_What needs to be done_: Reproduce the full listing below unchanged, apart from the pictures.

— Start Extracted material —

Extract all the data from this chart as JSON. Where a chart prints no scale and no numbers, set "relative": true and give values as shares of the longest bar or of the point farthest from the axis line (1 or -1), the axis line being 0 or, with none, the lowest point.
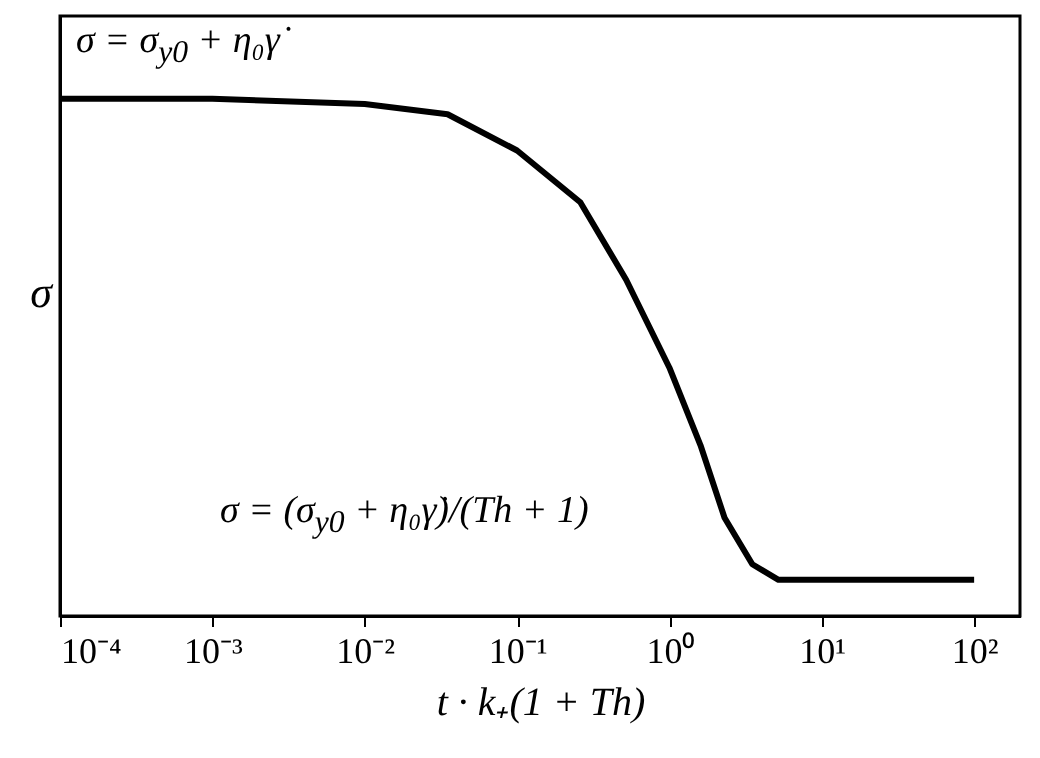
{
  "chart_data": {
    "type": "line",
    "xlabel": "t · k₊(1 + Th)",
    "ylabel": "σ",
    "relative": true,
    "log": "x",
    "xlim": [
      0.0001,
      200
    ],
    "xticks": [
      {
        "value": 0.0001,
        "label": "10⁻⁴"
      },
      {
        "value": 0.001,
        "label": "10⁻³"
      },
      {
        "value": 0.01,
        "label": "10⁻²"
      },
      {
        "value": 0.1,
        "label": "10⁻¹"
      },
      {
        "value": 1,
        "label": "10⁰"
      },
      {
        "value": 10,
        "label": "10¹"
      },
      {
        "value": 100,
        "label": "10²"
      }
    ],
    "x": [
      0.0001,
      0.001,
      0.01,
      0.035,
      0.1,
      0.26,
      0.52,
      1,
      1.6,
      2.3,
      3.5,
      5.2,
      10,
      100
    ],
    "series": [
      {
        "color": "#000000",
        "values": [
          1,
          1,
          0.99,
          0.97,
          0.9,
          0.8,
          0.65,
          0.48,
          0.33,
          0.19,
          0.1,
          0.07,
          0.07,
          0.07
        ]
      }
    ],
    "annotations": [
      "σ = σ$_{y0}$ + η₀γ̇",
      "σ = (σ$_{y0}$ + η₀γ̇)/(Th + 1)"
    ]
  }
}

— End Extracted material —

_Written reply_:
Extract all the data from this chart as JSON. Where a chart prints no scale and no numbers, set "relative": true and give values as shares of the longest bar or of the point farthest from the axis line (1 or -1), the axis line being 0 or, with none, the lowest point.
{
  "chart_data": {
    "type": "line",
    "xlabel": "t · k₊(1 + Th)",
    "ylabel": "σ",
    "relative": true,
    "log": "x",
    "xlim": [
      0.0001,
      200
    ],
    "xticks": [
      {
        "value": 0.0001,
        "label": "10⁻⁴"
      },
      {
        "value": 0.001,
        "label": "10⁻³"
      },
      {
        "value": 0.01,
        "label": "10⁻²"
      },
      {
        "value": 0.1,
        "label": "10⁻¹"
      },
      {
        "value": 1,
        "label": "10⁰"
      },
      {
        "value": 10,
        "label": "10¹"
      },
      {
        "value": 100,
        "label": "10²"
      }
    ],
    "x": [
      0.0001,
      0.001,
      0.01,
      0.035,
      0.1,
      0.26,
      0.52,
      1,
      1.6,
      2.3,
      3.5,
      5.2,
      10,
      100
    ],
    "series": [
      {
        "color": "#000000",
        "values": [
          1,
          1,
          0.99,
          0.97,
          0.9,
          0.8,
          0.65,
          0.48,
          0.33,
          0.19,
          0.1,
          0.07,
          0.07,
          0.07
        ]
      }
    ],
    "annotations": [
      "σ = σ$_{y0}$ + η₀γ̇",
      "σ = (σ$_{y0}$ + η₀γ̇)/(Th + 1)"
    ]
  }
}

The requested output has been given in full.